**Work to be completed:**
Copy all records verbatim.

**Input for this task:**
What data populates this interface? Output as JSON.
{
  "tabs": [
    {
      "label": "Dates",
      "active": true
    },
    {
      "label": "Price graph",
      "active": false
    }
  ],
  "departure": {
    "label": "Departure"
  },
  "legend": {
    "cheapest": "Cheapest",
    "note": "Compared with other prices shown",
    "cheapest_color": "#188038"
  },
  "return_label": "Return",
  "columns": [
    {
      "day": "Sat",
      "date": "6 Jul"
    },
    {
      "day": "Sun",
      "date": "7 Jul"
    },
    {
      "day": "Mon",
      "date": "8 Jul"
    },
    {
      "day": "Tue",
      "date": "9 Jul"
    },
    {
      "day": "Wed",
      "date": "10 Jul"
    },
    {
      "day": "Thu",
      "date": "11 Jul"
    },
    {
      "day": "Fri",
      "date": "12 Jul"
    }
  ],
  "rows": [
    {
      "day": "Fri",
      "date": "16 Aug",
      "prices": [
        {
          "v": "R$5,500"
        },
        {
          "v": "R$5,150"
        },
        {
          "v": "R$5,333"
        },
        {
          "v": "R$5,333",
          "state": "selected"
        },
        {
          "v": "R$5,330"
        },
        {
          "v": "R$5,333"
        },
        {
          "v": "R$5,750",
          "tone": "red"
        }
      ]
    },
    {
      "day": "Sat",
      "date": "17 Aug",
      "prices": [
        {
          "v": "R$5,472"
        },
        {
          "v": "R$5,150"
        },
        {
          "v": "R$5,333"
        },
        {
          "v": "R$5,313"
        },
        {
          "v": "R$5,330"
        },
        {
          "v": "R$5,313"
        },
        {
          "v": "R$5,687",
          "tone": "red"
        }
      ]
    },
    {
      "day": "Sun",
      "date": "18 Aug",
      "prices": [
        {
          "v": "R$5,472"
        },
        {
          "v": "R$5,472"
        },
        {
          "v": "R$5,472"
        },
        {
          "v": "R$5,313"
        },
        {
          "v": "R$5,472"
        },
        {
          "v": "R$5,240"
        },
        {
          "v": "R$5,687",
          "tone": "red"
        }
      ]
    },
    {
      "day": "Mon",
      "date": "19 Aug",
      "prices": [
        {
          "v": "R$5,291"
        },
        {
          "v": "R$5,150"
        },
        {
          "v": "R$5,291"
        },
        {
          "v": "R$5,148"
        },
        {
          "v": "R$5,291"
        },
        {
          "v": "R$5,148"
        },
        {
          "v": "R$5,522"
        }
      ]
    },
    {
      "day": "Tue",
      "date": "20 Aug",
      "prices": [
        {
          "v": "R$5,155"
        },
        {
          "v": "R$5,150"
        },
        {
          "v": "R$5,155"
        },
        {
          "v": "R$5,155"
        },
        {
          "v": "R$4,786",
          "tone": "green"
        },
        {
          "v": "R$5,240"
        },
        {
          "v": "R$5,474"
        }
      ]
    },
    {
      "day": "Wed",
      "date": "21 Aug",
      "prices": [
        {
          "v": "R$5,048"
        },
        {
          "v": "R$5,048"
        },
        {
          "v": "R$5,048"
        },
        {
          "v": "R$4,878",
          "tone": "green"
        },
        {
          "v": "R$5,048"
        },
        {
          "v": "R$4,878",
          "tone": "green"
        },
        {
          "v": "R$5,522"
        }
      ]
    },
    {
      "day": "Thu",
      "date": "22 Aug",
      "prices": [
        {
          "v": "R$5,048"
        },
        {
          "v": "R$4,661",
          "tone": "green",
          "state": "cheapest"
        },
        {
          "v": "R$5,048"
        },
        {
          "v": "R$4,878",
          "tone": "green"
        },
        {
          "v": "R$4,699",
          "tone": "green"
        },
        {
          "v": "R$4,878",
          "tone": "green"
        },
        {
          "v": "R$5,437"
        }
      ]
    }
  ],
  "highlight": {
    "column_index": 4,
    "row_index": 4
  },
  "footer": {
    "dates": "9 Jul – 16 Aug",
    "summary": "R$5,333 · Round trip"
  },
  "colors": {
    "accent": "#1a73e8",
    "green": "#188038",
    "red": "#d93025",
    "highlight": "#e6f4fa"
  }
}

**Answer to the problem:**
What data populates this interface? Output as JSON.
{
  "tabs": [
    {
      "label": "Dates",
      "active": true
    },
    {
      "label": "Price graph",
      "active": false
    }
  ],
  "departure": {
    "label": "Departure"
  },
  "legend": {
    "cheapest": "Cheapest",
    "note": "Compared with other prices shown",
    "cheapest_color": "#188038"
  },
  "return_label": "Return",
  "columns": [
    {
      "day": "Sat",
      "date": "6 Jul"
    },
    {
      "day": "Sun",
      "date": "7 Jul"
    },
    {
      "day": "Mon",
      "date": "8 Jul"
    },
    {
      "day": "Tue",
      "date": "9 Jul"
    },
    {
      "day": "Wed",
      "date": "10 Jul"
    },
    {
      "day": "Thu",
      "date": "11 Jul"
    },
    {
      "day": "Fri",
      "date": "12 Jul"
    }
  ],
  "rows": [
    {
      "day": "Fri",
      "date": "16 Aug",
      "prices": [
        {
          "v": "R$5,500"
        },
        {
          "v": "R$5,150"
        },
        {
          "v": "R$5,333"
        },
        {
          "v": "R$5,333",
          "state": "selected"
        },
        {
          "v": "R$5,330"
        },
        {
          "v": "R$5,333"
        },
        {
          "v": "R$5,750",
          "tone": "red"
        }
      ]
    },
    {
      "day": "Sat",
      "date": "17 Aug",
      "prices": [
        {
          "v": "R$5,472"
        },
        {
          "v": "R$5,150"
        },
        {
          "v": "R$5,333"
        },
        {
          "v": "R$5,313"
        },
        {
          "v": "R$5,330"
        },
        {
          "v": "R$5,313"
        },
        {
          "v": "R$5,687",
          "tone": "red"
        }
      ]
    },
    {
      "day": "Sun",
      "date": "18 Aug",
      "prices": [
        {
          "v": "R$5,472"
        },
        {
          "v": "R$5,472"
        },
        {
          "v": "R$5,472"
        },
        {
          "v": "R$5,313"
        },
        {
          "v": "R$5,472"
        },
        {
          "v": "R$5,240"
        },
        {
          "v": "R$5,687",
          "tone": "red"
        }
      ]
    },
    {
      "day": "Mon",
      "date": "19 Aug",
      "prices": [
        {
          "v": "R$5,291"
        },
        {
          "v": "R$5,150"
        },
        {
          "v": "R$5,291"
        },
        {
          "v": "R$5,148"
        },
        {
          "v": "R$5,291"
        },
        {
          "v": "R$5,148"
        },
        {
          "v": "R$5,522"
        }
      ]
    },
    {
      "day": "Tue",
      "date": "20 Aug",
      "prices": [
        {
          "v": "R$5,155"
        },
        {
          "v": "R$5,150"
        },
        {
          "v": "R$5,155"
        },
        {
          "v": "R$5,155"
        },
        {
          "v": "R$4,786",
          "tone": "green"
        },
        {
          "v": "R$5,240"
        },
        {
          "v": "R$5,474"
        }
      ]
    },
    {
      "day": "Wed",
      "date": "21 Aug",
      "prices": [
        {
          "v": "R$5,048"
        },
        {
          "v": "R$5,048"
        },
        {
          "v": "R$5,048"
        },
        {
          "v": "R$4,878",
          "tone": "green"
        },
        {
          "v": "R$5,048"
        },
        {
          "v": "R$4,878",
          "tone": "green"
        },
        {
          "v": "R$5,522"
        }
      ]
    },
    {
      "day": "Thu",
      "date": "22 Aug",
      "prices": [
        {
          "v": "R$5,048"
        },
        {
          "v": "R$4,661",
          "tone": "green",
          "state": "cheapest"
        },
        {
          "v": "R$5,048"
        },
        {
          "v": "R$4,878",
          "tone": "green"
        },
        {
          "v": "R$4,699",
          "tone": "green"
        },
        {
          "v": "R$4,878",
          "tone": "green"
        },
        {
          "v": "R$5,437"
        }
      ]
    }
  ],
  "highlight": {
    "column_index": 4,
    "row_index": 4
  },
  "footer": {
    "dates": "9 Jul – 16 Aug",
    "summary": "R$5,333 · Round trip"
  },
  "colors": {
    "accent": "#1a73e8",
    "green": "#188038",
    "red": "#d93025",
    "highlight": "#e6f4fa"
  }
}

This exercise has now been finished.